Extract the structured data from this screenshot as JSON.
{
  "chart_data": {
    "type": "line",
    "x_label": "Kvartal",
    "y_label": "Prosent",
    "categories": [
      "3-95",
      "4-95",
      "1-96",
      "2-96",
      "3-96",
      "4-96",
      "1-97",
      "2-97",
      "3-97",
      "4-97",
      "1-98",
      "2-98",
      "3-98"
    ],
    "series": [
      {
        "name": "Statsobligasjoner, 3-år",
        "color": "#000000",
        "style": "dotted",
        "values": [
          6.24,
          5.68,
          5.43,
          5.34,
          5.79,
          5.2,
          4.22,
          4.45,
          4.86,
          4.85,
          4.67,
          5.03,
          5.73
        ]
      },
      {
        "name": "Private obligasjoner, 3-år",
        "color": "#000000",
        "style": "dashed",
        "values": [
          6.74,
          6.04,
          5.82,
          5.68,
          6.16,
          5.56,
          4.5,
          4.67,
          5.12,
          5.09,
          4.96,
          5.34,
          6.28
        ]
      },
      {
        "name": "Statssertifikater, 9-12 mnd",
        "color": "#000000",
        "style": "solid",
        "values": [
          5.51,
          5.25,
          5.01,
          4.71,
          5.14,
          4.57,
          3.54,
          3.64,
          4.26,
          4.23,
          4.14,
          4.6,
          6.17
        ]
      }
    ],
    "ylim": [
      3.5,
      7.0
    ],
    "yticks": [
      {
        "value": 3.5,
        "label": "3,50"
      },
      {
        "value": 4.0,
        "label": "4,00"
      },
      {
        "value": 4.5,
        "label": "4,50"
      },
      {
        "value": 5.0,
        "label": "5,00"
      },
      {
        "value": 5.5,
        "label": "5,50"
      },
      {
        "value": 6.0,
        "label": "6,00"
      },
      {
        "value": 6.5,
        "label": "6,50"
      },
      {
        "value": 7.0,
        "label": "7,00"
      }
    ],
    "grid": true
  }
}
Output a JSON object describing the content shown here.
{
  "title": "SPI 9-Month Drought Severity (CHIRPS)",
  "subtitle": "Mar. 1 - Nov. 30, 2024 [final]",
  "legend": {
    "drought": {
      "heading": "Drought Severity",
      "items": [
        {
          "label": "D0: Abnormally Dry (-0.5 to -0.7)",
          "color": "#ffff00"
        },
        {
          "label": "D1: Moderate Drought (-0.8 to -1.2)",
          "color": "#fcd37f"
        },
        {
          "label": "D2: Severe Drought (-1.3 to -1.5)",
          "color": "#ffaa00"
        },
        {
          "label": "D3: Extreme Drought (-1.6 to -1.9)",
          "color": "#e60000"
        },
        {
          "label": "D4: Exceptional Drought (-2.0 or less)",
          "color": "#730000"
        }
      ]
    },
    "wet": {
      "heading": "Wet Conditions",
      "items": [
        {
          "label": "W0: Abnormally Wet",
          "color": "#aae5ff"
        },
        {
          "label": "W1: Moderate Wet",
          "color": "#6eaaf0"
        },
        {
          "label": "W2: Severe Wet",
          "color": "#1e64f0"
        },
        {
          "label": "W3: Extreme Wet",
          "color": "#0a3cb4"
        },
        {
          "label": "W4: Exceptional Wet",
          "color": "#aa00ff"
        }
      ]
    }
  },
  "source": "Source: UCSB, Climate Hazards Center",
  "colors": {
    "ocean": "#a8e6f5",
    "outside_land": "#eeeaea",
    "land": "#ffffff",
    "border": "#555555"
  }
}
________________
• _WRITTEN EXERCISE_
Give the number of lines in the records that contain the string "JSON", with no other output.

• _EXERCISE SOLUTION_
2